(Stated problem)
Retype the records below exactly as they appear, but leave out any pictures.

(A block of data)
◆ ◆ ◆ ◆ ◆
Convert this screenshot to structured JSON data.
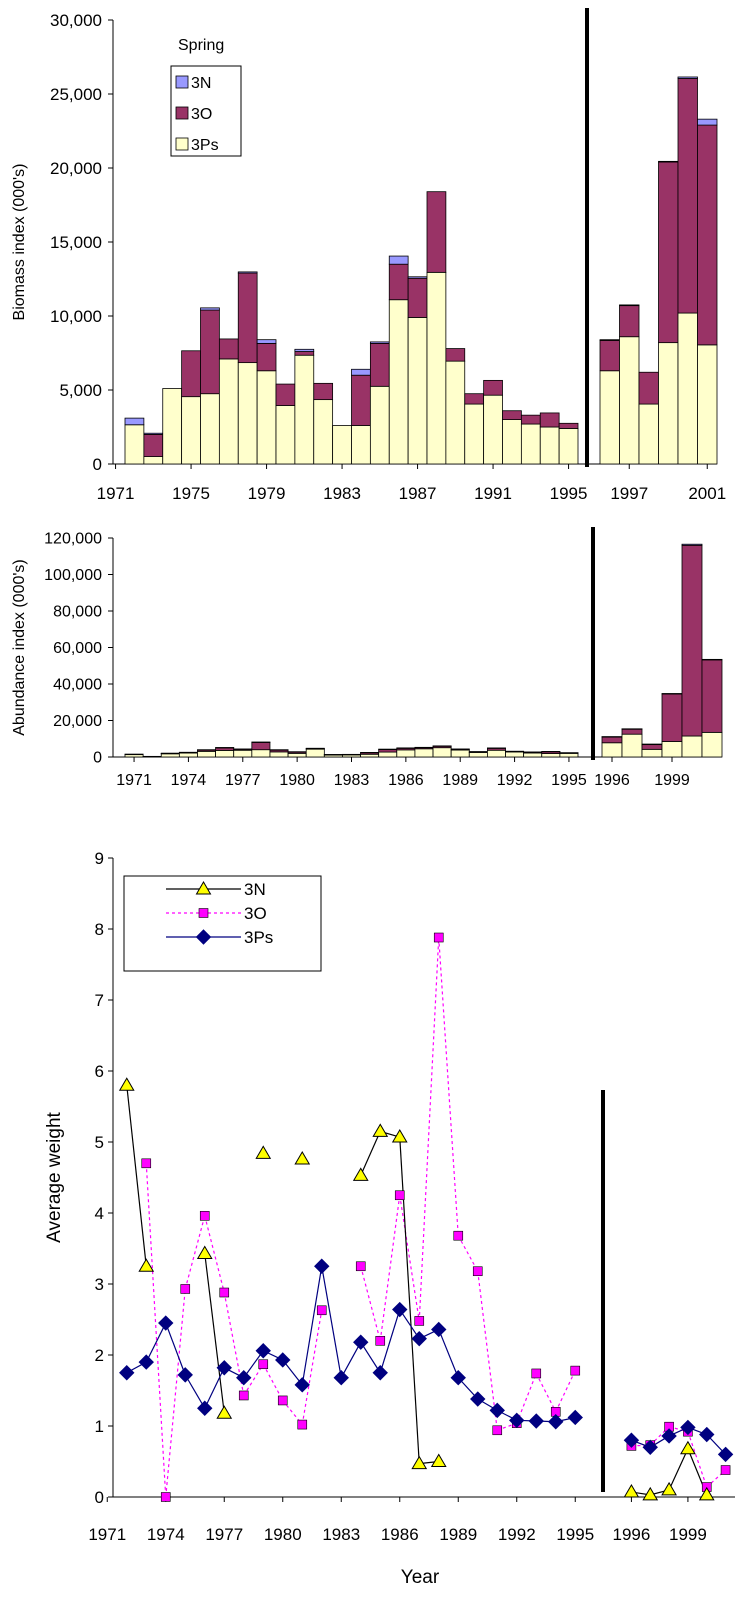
{
  "chart_data": [
    {
      "type": "bar",
      "stacked": true,
      "ylabel": "Biomass index (000's)",
      "xlabel": "",
      "ylim": [
        0,
        30000
      ],
      "yticks": [
        "0",
        "5,000",
        "10,000",
        "15,000",
        "20,000",
        "25,000",
        "30,000"
      ],
      "legend_title": "Spring",
      "legend_position": "top-left",
      "period1": {
        "years": [
          1972,
          1973,
          1974,
          1975,
          1976,
          1977,
          1978,
          1979,
          1980,
          1981,
          1982,
          1983,
          1984,
          1985,
          1986,
          1987,
          1988,
          1989,
          1990,
          1991,
          1992,
          1993,
          1994,
          1995
        ],
        "xtick_labels": [
          "1971",
          "1975",
          "1979",
          "1983",
          "1987",
          "1991",
          "1995"
        ],
        "series": [
          {
            "name": "3Ps",
            "values": [
              2650,
              500,
              5100,
              4550,
              4750,
              7100,
              6850,
              6300,
              3950,
              7350,
              4350,
              2600,
              2600,
              5250,
              11100,
              9900,
              12950,
              6950,
              4050,
              4650,
              3000,
              2700,
              2500,
              2400
            ]
          },
          {
            "name": "3O",
            "values": [
              0,
              1500,
              0,
              3100,
              5650,
              1350,
              6050,
              1850,
              1450,
              250,
              1100,
              0,
              3400,
              2900,
              2400,
              2650,
              5450,
              850,
              700,
              1000,
              600,
              600,
              950,
              350
            ]
          },
          {
            "name": "3N",
            "values": [
              450,
              80,
              0,
              0,
              150,
              0,
              80,
              250,
              0,
              150,
              0,
              0,
              400,
              100,
              550,
              100,
              0,
              0,
              0,
              0,
              0,
              0,
              0,
              0
            ]
          }
        ]
      },
      "period2": {
        "years": [
          1996,
          1997,
          1998,
          1999,
          2000,
          2001
        ],
        "xtick_labels": [
          "1997",
          "2001"
        ],
        "series": [
          {
            "name": "3Ps",
            "values": [
              6300,
              8600,
              4050,
              8200,
              10200,
              8050
            ]
          },
          {
            "name": "3O",
            "values": [
              2050,
              2100,
              2150,
              12200,
              15850,
              14850
            ]
          },
          {
            "name": "3N",
            "values": [
              50,
              50,
              0,
              50,
              100,
              400
            ]
          }
        ]
      }
    },
    {
      "type": "bar",
      "stacked": true,
      "ylabel": "Abundance index (000's)",
      "xlabel": "",
      "ylim": [
        0,
        120000
      ],
      "yticks": [
        "0",
        "20,000",
        "40,000",
        "60,000",
        "80,000",
        "100,000",
        "120,000"
      ],
      "period1": {
        "years": [
          1971,
          1972,
          1973,
          1974,
          1975,
          1976,
          1977,
          1978,
          1979,
          1980,
          1981,
          1982,
          1983,
          1984,
          1985,
          1986,
          1987,
          1988,
          1989,
          1990,
          1991,
          1992,
          1993,
          1994,
          1995
        ],
        "xtick_labels": [
          "1971",
          "1974",
          "1977",
          "1980",
          "1983",
          "1986",
          "1989",
          "1992",
          "1995"
        ],
        "series": [
          {
            "name": "3Ps",
            "values": [
              1500,
              300,
              1800,
              2200,
              3100,
              3600,
              3700,
              4000,
              2800,
              2000,
              4300,
              1100,
              1300,
              1500,
              2700,
              3900,
              4500,
              5100,
              3800,
              2500,
              3700,
              2800,
              2200,
              1900,
              2000
            ]
          },
          {
            "name": "3O",
            "values": [
              0,
              0,
              200,
              300,
              800,
              1500,
              600,
              4100,
              1100,
              800,
              400,
              200,
              100,
              900,
              1500,
              900,
              700,
              900,
              500,
              400,
              1200,
              300,
              500,
              1100,
              300
            ]
          },
          {
            "name": "3N",
            "values": [
              50,
              50,
              100,
              100,
              100,
              100,
              100,
              100,
              100,
              100,
              100,
              100,
              50,
              100,
              100,
              200,
              100,
              100,
              100,
              50,
              50,
              50,
              50,
              50,
              50
            ]
          }
        ]
      },
      "period2": {
        "years": [
          1996,
          1997,
          1998,
          1999,
          2000,
          2001
        ],
        "xtick_labels": [
          "1996",
          "1999"
        ],
        "series": [
          {
            "name": "3Ps",
            "values": [
              7800,
              12500,
              4200,
              8500,
              11500,
              13500
            ]
          },
          {
            "name": "3O",
            "values": [
              3300,
              2900,
              2800,
              26000,
              104500,
              39700
            ]
          },
          {
            "name": "3N",
            "values": [
              50,
              50,
              50,
              300,
              600,
              300
            ]
          }
        ]
      }
    },
    {
      "type": "line",
      "ylabel": "Average weight",
      "xlabel": "Year",
      "ylim": [
        0,
        9
      ],
      "yticks": [
        "0",
        "1",
        "2",
        "3",
        "4",
        "5",
        "6",
        "7",
        "8",
        "9"
      ],
      "legend_position": "top-left",
      "period1": {
        "x": [
          1972,
          1973,
          1974,
          1975,
          1976,
          1977,
          1978,
          1979,
          1980,
          1981,
          1982,
          1983,
          1984,
          1985,
          1986,
          1987,
          1988,
          1989,
          1990,
          1991,
          1992,
          1993,
          1994,
          1995
        ],
        "xtick_labels": [
          "1971",
          "1974",
          "1977",
          "1980",
          "1983",
          "1986",
          "1989",
          "1992",
          "1995"
        ],
        "series": [
          {
            "name": "3N",
            "values": [
              5.8,
              3.25,
              null,
              null,
              3.43,
              1.18,
              null,
              4.84,
              null,
              4.76,
              null,
              null,
              4.53,
              5.15,
              5.07,
              0.47,
              0.5,
              null,
              null,
              null,
              null,
              null,
              null,
              null
            ]
          },
          {
            "name": "3O",
            "values": [
              null,
              4.7,
              0.0,
              2.93,
              3.96,
              2.88,
              1.43,
              1.87,
              1.36,
              1.02,
              2.63,
              null,
              3.25,
              2.2,
              4.25,
              2.48,
              7.88,
              3.68,
              3.18,
              0.94,
              1.04,
              1.74,
              1.2,
              1.78
            ]
          },
          {
            "name": "3Ps",
            "values": [
              1.75,
              1.9,
              2.45,
              1.72,
              1.25,
              1.82,
              1.68,
              2.06,
              1.93,
              1.58,
              3.25,
              1.68,
              2.18,
              1.75,
              2.64,
              2.23,
              2.36,
              1.68,
              1.38,
              1.22,
              1.08,
              1.07,
              1.06,
              1.12
            ]
          }
        ]
      },
      "period2": {
        "x": [
          1996,
          1997,
          1998,
          1999,
          2000,
          2001
        ],
        "xtick_labels": [
          "1996",
          "1999"
        ],
        "series": [
          {
            "name": "3N",
            "values": [
              0.07,
              0.03,
              0.1,
              0.68,
              0.03,
              null
            ]
          },
          {
            "name": "3O",
            "values": [
              0.72,
              0.73,
              0.99,
              0.92,
              0.14,
              0.38
            ]
          },
          {
            "name": "3Ps",
            "values": [
              0.8,
              0.7,
              0.86,
              0.98,
              0.88,
              0.6
            ]
          }
        ]
      }
    }
  ],
  "colors": {
    "3N_fill": "#9999ff",
    "3O_fill": "#993366",
    "3Ps_fill": "#ffffcc",
    "3N_marker": "#ffff00",
    "3O_marker": "#ff00ff",
    "3Ps_line": "#000080"
  }
}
◆ ◆ ◆ ◆ ◆
(Response to this task)
Convert this screenshot to structured JSON data.
{
  "chart_data": [
    {
      "type": "bar",
      "stacked": true,
      "ylabel": "Biomass index (000's)",
      "xlabel": "",
      "ylim": [
        0,
        30000
      ],
      "yticks": [
        "0",
        "5,000",
        "10,000",
        "15,000",
        "20,000",
        "25,000",
        "30,000"
      ],
      "legend_title": "Spring",
      "legend_position": "top-left",
      "period1": {
        "years": [
          1972,
          1973,
          1974,
          1975,
          1976,
          1977,
          1978,
          1979,
          1980,
          1981,
          1982,
          1983,
          1984,
          1985,
          1986,
          1987,
          1988,
          1989,
          1990,
          1991,
          1992,
          1993,
          1994,
          1995
        ],
        "xtick_labels": [
          "1971",
          "1975",
          "1979",
          "1983",
          "1987",
          "1991",
          "1995"
        ],
        "series": [
          {
            "name": "3Ps",
            "values": [
              2650,
              500,
              5100,
              4550,
              4750,
              7100,
              6850,
              6300,
              3950,
              7350,
              4350,
              2600,
              2600,
              5250,
              11100,
              9900,
              12950,
              6950,
              4050,
              4650,
              3000,
              2700,
              2500,
              2400
            ]
          },
          {
            "name": "3O",
            "values": [
              0,
              1500,
              0,
              3100,
              5650,
              1350,
              6050,
              1850,
              1450,
              250,
              1100,
              0,
              3400,
              2900,
              2400,
              2650,
              5450,
              850,
              700,
              1000,
              600,
              600,
              950,
              350
            ]
          },
          {
            "name": "3N",
            "values": [
              450,
              80,
              0,
              0,
              150,
              0,
              80,
              250,
              0,
              150,
              0,
              0,
              400,
              100,
              550,
              100,
              0,
              0,
              0,
              0,
              0,
              0,
              0,
              0
            ]
          }
        ]
      },
      "period2": {
        "years": [
          1996,
          1997,
          1998,
          1999,
          2000,
          2001
        ],
        "xtick_labels": [
          "1997",
          "2001"
        ],
        "series": [
          {
            "name": "3Ps",
            "values": [
              6300,
              8600,
              4050,
              8200,
              10200,
              8050
            ]
          },
          {
            "name": "3O",
            "values": [
              2050,
              2100,
              2150,
              12200,
              15850,
              14850
            ]
          },
          {
            "name": "3N",
            "values": [
              50,
              50,
              0,
              50,
              100,
              400
            ]
          }
        ]
      }
    },
    {
      "type": "bar",
      "stacked": true,
      "ylabel": "Abundance index (000's)",
      "xlabel": "",
      "ylim": [
        0,
        120000
      ],
      "yticks": [
        "0",
        "20,000",
        "40,000",
        "60,000",
        "80,000",
        "100,000",
        "120,000"
      ],
      "period1": {
        "years": [
          1971,
          1972,
          1973,
          1974,
          1975,
          1976,
          1977,
          1978,
          1979,
          1980,
          1981,
          1982,
          1983,
          1984,
          1985,
          1986,
          1987,
          1988,
          1989,
          1990,
          1991,
          1992,
          1993,
          1994,
          1995
        ],
        "xtick_labels": [
          "1971",
          "1974",
          "1977",
          "1980",
          "1983",
          "1986",
          "1989",
          "1992",
          "1995"
        ],
        "series": [
          {
            "name": "3Ps",
            "values": [
              1500,
              300,
              1800,
              2200,
              3100,
              3600,
              3700,
              4000,
              2800,
              2000,
              4300,
              1100,
              1300,
              1500,
              2700,
              3900,
              4500,
              5100,
              3800,
              2500,
              3700,
              2800,
              2200,
              1900,
              2000
            ]
          },
          {
            "name": "3O",
            "values": [
              0,
              0,
              200,
              300,
              800,
              1500,
              600,
              4100,
              1100,
              800,
              400,
              200,
              100,
              900,
              1500,
              900,
              700,
              900,
              500,
              400,
              1200,
              300,
              500,
              1100,
              300
            ]
          },
          {
            "name": "3N",
            "values": [
              50,
              50,
              100,
              100,
              100,
              100,
              100,
              100,
              100,
              100,
              100,
              100,
              50,
              100,
              100,
              200,
              100,
              100,
              100,
              50,
              50,
              50,
              50,
              50,
              50
            ]
          }
        ]
      },
      "period2": {
        "years": [
          1996,
          1997,
          1998,
          1999,
          2000,
          2001
        ],
        "xtick_labels": [
          "1996",
          "1999"
        ],
        "series": [
          {
            "name": "3Ps",
            "values": [
              7800,
              12500,
              4200,
              8500,
              11500,
              13500
            ]
          },
          {
            "name": "3O",
            "values": [
              3300,
              2900,
              2800,
              26000,
              104500,
              39700
            ]
          },
          {
            "name": "3N",
            "values": [
              50,
              50,
              50,
              300,
              600,
              300
            ]
          }
        ]
      }
    },
    {
      "type": "line",
      "ylabel": "Average weight",
      "xlabel": "Year",
      "ylim": [
        0,
        9
      ],
      "yticks": [
        "0",
        "1",
        "2",
        "3",
        "4",
        "5",
        "6",
        "7",
        "8",
        "9"
      ],
      "legend_position": "top-left",
      "period1": {
        "x": [
          1972,
          1973,
          1974,
          1975,
          1976,
          1977,
          1978,
          1979,
          1980,
          1981,
          1982,
          1983,
          1984,
          1985,
          1986,
          1987,
          1988,
          1989,
          1990,
          1991,
          1992,
          1993,
          1994,
          1995
        ],
        "xtick_labels": [
          "1971",
          "1974",
          "1977",
          "1980",
          "1983",
          "1986",
          "1989",
          "1992",
          "1995"
        ],
        "series": [
          {
            "name": "3N",
            "values": [
              5.8,
              3.25,
              null,
              null,
              3.43,
              1.18,
              null,
              4.84,
              null,
              4.76,
              null,
              null,
              4.53,
              5.15,
              5.07,
              0.47,
              0.5,
              null,
              null,
              null,
              null,
              null,
              null,
              null
            ]
          },
          {
            "name": "3O",
            "values": [
              null,
              4.7,
              0.0,
              2.93,
              3.96,
              2.88,
              1.43,
              1.87,
              1.36,
              1.02,
              2.63,
              null,
              3.25,
              2.2,
              4.25,
              2.48,
              7.88,
              3.68,
              3.18,
              0.94,
              1.04,
              1.74,
              1.2,
              1.78
            ]
          },
          {
            "name": "3Ps",
            "values": [
              1.75,
              1.9,
              2.45,
              1.72,
              1.25,
              1.82,
              1.68,
              2.06,
              1.93,
              1.58,
              3.25,
              1.68,
              2.18,
              1.75,
              2.64,
              2.23,
              2.36,
              1.68,
              1.38,
              1.22,
              1.08,
              1.07,
              1.06,
              1.12
            ]
          }
        ]
      },
      "period2": {
        "x": [
          1996,
          1997,
          1998,
          1999,
          2000,
          2001
        ],
        "xtick_labels": [
          "1996",
          "1999"
        ],
        "series": [
          {
            "name": "3N",
            "values": [
              0.07,
              0.03,
              0.1,
              0.68,
              0.03,
              null
            ]
          },
          {
            "name": "3O",
            "values": [
              0.72,
              0.73,
              0.99,
              0.92,
              0.14,
              0.38
            ]
          },
          {
            "name": "3Ps",
            "values": [
              0.8,
              0.7,
              0.86,
              0.98,
              0.88,
              0.6
            ]
          }
        ]
      }
    }
  ],
  "colors": {
    "3N_fill": "#9999ff",
    "3O_fill": "#993366",
    "3Ps_fill": "#ffffcc",
    "3N_marker": "#ffff00",
    "3O_marker": "#ff00ff",
    "3Ps_line": "#000080"
  }
}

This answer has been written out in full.